File spoon-archives/postcolonial.archive/postcolonial_1999/postcolonial.9912, message 35


Date: Mon, 06 Dec 1999 16:55:25 -0500
From: Kevin Hickey <khickey-AT-skidmore.edu>
Subject: Identity


A number of recent issues to which (as well as I can remember them) I
would like to respond are:

Edward Said critiques a "negative flat-minded example" of identity
politics in "The Politics of Knowledge" RARITAN 1 (summer 1991): 18-31.
This essay is also found in David Richter's FALLING INTO THEORY.

The emphasis on Euro-Continental philosophy is partly because it remains
"the bully on the block." "Continental" philosophy--spoken of as if
there were only one continent (which, of course in the case of Europe,
is itself not a continent)--has infiltrated so much that it is nearly
impossible to ignore it. Not only Edward Said, but anthony Appiah, Ngugi
wa Thiongo, Maryse Conde, Derek Walcott, Assia Djebar, Nawal el Saadawi
and so many in whom we might look to find "the non-Western" are imbued
with the Western "tradition."  There are, of course, better examples
(those who come closer to an impossible purity), but the hegemonic power
of  this philosophicqal traditions account for much of its continued
importance.

==================================================

_Exercise instructions_
(A) From the Identity message, reproduce everything from "A number of" down to "(summer 1991): 18-31.".
(B) In the Identity message, which writers does the sentence beginning "Not only Edward Said" name after Said?
(C) State whether each statement agrees with the Identity message, and quote the words that decide it:
(i) Said's essay "The Politics of Knowledge" appeared in RARITAN in the summer of 1991.
(ii) The message treats Europe as a continent in its own right.
(iii) The Said essay also appears in David Richter's FALLING INTO THEORY.

==================================================

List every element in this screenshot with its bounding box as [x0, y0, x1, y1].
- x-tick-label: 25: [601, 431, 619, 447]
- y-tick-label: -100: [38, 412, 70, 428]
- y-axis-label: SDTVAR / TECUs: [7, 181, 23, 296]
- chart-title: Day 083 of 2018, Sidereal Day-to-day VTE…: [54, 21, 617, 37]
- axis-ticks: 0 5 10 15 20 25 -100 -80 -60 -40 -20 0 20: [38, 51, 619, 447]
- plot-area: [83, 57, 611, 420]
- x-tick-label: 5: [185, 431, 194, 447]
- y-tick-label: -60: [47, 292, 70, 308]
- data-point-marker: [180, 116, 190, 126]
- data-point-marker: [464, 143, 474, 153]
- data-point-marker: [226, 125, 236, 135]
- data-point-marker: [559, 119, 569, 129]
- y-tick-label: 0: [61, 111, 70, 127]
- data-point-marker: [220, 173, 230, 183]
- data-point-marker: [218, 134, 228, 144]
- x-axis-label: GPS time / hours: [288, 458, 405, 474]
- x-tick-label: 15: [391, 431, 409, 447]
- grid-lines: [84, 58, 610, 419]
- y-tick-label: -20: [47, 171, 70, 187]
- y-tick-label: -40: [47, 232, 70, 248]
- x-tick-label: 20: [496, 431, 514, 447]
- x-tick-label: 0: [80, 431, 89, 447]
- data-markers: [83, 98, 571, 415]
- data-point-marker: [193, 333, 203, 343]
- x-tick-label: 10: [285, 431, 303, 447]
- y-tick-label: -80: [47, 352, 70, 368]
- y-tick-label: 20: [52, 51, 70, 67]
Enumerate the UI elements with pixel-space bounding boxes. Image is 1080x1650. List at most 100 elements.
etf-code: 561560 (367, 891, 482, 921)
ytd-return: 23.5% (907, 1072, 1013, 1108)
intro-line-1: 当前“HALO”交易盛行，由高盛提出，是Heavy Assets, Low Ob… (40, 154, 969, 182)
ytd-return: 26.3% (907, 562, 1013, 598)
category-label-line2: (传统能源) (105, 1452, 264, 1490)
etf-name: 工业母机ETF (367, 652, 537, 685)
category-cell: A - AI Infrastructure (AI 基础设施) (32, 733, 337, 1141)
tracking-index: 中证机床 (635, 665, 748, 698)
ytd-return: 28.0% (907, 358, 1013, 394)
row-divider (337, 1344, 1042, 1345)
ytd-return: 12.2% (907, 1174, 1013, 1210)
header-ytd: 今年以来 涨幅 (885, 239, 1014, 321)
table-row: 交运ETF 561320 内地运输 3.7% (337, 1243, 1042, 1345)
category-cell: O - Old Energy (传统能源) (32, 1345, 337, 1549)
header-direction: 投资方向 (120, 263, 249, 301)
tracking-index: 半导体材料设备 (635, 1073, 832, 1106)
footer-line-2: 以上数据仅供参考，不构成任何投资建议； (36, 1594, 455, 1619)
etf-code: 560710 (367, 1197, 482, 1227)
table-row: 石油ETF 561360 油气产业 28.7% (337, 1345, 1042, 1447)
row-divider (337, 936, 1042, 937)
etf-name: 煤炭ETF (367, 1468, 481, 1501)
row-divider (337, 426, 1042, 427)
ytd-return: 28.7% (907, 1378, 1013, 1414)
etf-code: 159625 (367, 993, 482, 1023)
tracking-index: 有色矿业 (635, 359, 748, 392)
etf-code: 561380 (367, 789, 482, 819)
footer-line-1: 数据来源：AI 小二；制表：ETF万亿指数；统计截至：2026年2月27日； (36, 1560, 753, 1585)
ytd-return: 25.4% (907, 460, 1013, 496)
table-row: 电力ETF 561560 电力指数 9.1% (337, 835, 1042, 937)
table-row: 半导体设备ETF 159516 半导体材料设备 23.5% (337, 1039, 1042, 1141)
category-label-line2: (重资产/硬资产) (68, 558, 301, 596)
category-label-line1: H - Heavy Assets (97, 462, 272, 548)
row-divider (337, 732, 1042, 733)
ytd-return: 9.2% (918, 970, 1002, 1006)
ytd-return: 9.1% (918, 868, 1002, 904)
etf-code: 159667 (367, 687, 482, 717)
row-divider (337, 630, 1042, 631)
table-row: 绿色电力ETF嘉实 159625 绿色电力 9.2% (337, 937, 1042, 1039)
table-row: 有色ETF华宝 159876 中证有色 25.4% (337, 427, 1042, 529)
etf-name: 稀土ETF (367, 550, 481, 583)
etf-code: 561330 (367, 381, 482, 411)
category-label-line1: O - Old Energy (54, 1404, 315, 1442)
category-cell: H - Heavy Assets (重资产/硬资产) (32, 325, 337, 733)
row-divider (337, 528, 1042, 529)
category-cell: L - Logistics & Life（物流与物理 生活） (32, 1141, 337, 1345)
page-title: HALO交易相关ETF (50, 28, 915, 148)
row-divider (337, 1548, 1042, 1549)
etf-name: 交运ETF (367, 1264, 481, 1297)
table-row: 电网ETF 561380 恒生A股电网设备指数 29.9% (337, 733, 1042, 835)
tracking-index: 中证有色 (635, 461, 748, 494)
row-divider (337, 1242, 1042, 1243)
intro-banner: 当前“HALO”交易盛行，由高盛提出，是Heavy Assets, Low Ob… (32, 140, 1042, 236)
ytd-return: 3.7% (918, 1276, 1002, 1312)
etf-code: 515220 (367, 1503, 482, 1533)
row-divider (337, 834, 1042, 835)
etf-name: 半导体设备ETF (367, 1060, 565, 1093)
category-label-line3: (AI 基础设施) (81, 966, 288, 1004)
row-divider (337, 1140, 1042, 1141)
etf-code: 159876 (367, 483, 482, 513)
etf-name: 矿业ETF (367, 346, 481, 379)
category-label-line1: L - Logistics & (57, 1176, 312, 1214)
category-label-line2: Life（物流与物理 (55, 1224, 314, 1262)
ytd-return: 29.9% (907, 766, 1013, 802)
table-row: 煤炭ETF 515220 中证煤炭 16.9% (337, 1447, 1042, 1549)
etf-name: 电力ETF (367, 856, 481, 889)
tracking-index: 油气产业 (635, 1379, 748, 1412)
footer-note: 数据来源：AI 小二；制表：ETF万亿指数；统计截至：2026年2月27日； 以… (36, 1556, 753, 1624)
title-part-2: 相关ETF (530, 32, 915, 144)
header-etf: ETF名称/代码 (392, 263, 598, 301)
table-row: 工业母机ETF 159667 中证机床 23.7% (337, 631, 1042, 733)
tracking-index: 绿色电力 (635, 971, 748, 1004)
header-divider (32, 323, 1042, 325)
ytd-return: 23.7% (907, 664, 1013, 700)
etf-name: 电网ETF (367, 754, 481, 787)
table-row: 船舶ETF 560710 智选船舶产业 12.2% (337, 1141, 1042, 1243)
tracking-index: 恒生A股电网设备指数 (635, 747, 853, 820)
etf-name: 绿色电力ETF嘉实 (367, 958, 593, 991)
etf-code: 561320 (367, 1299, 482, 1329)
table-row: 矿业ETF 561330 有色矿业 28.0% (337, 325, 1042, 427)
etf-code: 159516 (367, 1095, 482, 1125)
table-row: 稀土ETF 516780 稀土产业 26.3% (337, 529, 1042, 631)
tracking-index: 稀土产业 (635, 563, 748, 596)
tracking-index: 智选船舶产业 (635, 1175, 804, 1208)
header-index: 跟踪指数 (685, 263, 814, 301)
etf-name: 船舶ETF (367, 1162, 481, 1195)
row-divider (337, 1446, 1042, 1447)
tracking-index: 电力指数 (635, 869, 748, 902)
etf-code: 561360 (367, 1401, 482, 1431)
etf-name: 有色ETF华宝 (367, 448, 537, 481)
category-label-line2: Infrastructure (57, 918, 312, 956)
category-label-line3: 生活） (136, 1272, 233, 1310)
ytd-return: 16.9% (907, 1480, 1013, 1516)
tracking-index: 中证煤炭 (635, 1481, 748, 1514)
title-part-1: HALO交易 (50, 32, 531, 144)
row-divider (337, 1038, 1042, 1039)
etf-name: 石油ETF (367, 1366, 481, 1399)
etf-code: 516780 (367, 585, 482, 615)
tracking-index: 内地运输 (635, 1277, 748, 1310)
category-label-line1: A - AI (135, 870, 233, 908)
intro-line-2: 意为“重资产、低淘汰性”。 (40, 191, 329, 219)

==================================================

_Task-by-task results_
(A)
A number of recent issues to which (as well as I can remember them) I
would like to respond are:

Edward Said critiques a "negative flat-minded example" of identity
politics in "The Politics of Knowledge" RARITAN 1 (summer 1991): 18-31.

(B)
- anthony Appiah
- Ngugi wa Thiongo
- Maryse Conde
- Derek Walcott
- Assia Djebar
- Nawal el Saadawi

(C)
(i) Yes: "The Politics of Knowledge" RARITAN 1 (summer 1991): 18-31."
(ii) No: "which, of course in the case of Europe, is itself not a continent"
(iii) Yes: "This essay is also found in David Richter's FALLING INTO THEORY."